§ Stated task:
Search the listing below for the word "Keep" and copy each line that holds it.

§ Task input:
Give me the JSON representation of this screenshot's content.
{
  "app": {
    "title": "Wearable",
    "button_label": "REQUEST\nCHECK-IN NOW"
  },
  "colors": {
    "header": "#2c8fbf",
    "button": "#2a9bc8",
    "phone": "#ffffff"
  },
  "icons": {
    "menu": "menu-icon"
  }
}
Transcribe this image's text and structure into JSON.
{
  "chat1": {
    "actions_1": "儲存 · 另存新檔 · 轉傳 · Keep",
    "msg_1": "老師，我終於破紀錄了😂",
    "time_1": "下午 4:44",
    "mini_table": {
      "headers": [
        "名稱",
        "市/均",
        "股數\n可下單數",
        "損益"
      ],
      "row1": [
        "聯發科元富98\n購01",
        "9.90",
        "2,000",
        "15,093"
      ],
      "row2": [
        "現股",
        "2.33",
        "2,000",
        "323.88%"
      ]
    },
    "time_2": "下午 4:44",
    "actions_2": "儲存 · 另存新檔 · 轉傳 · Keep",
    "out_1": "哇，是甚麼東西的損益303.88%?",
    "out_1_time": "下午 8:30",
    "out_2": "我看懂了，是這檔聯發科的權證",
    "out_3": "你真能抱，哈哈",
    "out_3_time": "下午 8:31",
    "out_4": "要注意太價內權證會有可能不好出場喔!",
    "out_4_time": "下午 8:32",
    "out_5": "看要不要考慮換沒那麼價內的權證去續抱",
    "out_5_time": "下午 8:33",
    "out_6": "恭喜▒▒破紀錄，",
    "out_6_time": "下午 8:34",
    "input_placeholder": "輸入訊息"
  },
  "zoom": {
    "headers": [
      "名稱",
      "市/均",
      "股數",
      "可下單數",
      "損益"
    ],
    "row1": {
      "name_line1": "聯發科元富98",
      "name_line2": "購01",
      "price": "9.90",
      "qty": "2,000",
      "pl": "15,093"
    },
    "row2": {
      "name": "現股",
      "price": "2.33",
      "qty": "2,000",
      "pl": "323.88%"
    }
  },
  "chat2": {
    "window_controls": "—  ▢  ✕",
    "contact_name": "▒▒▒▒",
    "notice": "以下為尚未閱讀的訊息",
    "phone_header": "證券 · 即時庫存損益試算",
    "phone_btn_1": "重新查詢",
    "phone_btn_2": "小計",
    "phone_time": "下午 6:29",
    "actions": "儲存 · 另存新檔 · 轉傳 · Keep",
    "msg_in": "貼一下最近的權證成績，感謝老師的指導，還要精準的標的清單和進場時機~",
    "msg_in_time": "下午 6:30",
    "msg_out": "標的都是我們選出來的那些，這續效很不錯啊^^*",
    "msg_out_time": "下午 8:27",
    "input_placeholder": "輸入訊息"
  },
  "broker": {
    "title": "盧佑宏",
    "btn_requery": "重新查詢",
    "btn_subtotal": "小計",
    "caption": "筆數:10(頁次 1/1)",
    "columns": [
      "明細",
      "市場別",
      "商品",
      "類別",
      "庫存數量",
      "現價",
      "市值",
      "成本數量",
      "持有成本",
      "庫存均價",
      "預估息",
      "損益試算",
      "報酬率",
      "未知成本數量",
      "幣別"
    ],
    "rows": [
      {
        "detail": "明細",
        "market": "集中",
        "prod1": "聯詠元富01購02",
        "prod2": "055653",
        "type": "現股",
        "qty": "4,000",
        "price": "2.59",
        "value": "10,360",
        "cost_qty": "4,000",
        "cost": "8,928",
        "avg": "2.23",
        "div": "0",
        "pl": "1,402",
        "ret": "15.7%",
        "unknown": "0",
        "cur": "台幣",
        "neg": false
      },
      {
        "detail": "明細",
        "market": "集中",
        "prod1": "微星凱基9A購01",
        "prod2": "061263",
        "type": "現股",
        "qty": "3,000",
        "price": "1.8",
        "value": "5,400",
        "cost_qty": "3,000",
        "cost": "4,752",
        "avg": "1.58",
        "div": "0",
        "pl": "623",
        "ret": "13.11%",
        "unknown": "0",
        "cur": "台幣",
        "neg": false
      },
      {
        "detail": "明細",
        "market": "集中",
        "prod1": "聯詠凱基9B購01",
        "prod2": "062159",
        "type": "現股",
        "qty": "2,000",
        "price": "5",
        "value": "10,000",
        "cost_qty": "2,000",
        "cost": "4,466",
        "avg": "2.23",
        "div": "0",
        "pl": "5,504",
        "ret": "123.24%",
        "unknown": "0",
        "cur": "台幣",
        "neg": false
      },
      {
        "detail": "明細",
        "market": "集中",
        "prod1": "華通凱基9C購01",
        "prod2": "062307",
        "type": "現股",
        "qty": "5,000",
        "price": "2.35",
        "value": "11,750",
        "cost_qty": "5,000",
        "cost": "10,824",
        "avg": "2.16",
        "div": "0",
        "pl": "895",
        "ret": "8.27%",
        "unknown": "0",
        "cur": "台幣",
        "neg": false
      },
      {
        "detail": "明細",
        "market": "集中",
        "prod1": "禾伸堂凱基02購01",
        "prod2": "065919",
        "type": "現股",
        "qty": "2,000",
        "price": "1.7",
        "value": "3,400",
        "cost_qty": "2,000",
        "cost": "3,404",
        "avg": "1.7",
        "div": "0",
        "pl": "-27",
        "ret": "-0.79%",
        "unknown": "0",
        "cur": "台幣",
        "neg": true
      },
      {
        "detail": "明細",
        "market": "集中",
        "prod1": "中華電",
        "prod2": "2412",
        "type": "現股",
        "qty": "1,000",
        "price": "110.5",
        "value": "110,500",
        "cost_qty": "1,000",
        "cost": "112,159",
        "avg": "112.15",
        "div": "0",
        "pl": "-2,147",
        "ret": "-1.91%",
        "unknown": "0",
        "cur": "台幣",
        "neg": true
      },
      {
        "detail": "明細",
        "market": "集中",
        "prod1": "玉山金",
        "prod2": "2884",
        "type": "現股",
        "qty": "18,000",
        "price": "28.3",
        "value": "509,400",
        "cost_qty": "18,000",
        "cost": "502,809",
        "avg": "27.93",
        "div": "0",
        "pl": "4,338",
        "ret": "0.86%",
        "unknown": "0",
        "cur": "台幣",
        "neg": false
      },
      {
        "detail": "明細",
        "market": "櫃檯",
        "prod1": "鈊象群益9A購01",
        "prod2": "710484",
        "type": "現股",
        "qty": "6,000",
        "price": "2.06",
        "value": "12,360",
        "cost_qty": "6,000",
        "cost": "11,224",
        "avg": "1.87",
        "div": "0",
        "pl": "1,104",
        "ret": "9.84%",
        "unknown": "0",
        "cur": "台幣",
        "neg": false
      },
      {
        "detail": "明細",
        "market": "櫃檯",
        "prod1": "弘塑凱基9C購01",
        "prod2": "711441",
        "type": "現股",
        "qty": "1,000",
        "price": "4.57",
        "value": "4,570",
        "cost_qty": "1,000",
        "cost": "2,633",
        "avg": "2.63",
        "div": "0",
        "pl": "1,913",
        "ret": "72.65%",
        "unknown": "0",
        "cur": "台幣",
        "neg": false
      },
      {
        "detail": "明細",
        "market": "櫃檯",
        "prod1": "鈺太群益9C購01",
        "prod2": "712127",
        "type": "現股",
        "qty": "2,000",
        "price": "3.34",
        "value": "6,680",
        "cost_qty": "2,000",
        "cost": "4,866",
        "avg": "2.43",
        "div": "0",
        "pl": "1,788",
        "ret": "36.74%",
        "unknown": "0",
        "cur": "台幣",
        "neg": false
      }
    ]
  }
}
...
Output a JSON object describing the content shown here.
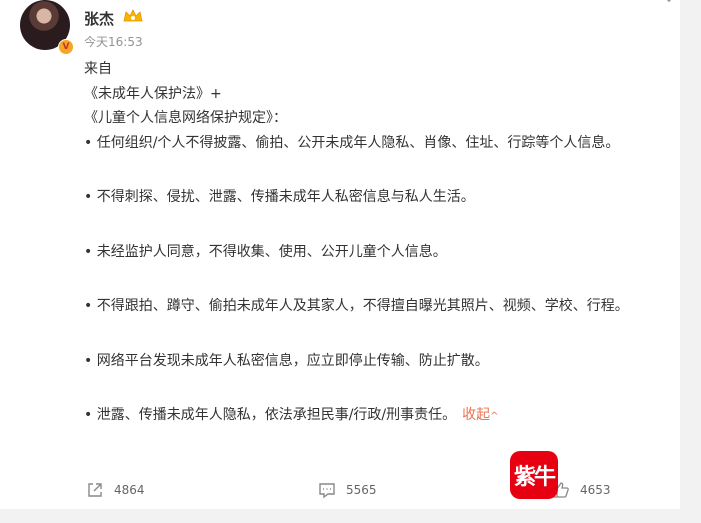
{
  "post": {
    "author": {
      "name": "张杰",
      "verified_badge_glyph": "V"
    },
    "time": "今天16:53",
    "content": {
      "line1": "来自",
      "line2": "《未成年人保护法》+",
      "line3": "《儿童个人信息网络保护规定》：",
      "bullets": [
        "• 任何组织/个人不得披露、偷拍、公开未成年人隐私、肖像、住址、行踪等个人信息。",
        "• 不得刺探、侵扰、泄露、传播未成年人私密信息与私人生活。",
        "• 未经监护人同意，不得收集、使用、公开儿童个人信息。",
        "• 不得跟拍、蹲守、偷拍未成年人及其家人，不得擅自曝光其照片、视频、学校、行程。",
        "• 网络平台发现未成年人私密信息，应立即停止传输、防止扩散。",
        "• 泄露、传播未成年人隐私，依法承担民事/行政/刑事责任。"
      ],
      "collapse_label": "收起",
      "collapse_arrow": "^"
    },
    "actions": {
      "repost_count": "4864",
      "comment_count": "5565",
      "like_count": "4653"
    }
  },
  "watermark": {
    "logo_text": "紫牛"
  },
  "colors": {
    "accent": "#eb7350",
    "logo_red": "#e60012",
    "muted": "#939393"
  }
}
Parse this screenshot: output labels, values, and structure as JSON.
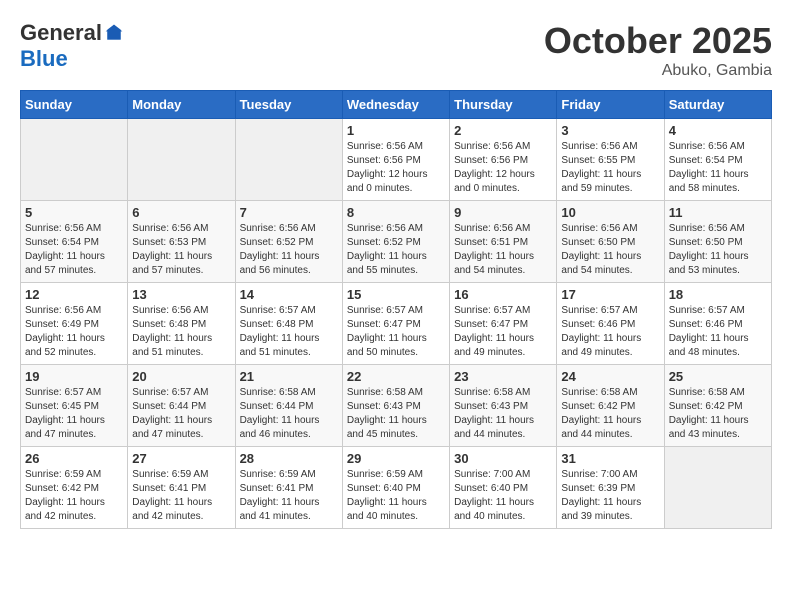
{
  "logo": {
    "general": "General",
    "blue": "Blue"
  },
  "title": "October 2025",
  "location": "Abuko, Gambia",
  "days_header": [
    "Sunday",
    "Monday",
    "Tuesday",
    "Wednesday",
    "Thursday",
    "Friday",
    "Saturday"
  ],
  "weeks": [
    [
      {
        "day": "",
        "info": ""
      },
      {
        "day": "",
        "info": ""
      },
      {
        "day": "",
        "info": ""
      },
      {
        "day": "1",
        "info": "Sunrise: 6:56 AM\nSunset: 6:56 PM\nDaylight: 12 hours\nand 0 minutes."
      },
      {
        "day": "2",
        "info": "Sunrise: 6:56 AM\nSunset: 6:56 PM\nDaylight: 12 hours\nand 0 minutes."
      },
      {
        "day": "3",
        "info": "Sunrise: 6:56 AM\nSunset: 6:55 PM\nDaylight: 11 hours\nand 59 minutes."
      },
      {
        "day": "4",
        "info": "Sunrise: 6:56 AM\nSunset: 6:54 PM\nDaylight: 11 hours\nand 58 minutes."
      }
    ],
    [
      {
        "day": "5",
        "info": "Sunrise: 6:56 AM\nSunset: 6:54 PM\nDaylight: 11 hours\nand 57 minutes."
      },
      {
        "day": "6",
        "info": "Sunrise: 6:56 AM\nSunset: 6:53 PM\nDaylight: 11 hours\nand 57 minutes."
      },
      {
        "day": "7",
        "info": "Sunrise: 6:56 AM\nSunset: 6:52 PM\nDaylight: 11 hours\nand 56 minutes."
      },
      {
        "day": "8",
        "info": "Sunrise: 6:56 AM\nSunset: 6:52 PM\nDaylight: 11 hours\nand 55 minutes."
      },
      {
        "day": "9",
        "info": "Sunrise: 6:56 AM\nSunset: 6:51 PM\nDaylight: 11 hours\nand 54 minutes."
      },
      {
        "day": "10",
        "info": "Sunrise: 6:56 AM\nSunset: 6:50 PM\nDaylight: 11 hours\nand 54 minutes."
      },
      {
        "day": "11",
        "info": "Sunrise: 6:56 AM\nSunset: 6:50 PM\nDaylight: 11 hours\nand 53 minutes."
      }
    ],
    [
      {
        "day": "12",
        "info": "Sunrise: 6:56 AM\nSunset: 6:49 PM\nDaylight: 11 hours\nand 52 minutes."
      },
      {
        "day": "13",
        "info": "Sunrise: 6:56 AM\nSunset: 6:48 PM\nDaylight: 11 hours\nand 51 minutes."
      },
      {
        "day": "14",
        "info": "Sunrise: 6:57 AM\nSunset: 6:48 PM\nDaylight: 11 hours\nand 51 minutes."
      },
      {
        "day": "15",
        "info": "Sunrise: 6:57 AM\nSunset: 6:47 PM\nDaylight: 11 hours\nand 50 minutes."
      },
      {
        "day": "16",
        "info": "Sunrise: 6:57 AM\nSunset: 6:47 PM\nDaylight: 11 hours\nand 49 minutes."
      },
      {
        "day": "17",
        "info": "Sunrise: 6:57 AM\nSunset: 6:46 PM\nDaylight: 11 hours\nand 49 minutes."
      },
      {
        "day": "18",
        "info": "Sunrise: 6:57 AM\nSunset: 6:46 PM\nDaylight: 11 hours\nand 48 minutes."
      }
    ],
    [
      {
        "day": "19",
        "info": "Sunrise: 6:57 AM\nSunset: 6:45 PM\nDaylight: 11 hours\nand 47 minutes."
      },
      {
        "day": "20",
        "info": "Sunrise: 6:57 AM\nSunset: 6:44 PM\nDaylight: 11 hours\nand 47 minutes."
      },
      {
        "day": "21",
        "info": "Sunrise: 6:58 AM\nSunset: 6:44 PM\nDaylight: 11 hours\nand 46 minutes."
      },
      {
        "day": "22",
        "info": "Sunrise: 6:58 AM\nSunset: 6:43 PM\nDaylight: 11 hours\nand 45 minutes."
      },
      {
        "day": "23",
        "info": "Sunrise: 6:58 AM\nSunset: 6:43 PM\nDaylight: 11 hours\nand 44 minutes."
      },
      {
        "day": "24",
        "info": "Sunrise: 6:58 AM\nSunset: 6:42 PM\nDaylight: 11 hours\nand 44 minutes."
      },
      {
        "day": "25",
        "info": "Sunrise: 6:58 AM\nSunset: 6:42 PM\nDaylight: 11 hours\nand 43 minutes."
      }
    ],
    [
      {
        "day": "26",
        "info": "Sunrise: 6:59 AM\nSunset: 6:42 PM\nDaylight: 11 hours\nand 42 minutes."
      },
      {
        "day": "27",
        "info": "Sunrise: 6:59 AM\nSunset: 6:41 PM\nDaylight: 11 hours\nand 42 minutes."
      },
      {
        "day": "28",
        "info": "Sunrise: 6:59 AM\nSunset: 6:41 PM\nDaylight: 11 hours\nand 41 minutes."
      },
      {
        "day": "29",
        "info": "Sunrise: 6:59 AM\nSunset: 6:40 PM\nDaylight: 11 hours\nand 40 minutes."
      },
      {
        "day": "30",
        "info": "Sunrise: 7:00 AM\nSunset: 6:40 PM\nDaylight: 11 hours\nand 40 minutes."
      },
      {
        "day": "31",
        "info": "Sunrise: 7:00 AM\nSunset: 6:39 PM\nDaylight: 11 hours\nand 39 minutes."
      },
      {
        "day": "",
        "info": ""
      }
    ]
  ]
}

§ Written response:
    "actions_1": "儲存 · 另存新檔 · 轉傳 · Keep",
    "actions_2": "儲存 · 另存新檔 · 轉傳 · Keep",
    "actions": "儲存 · 另存新檔 · 轉傳 · Keep",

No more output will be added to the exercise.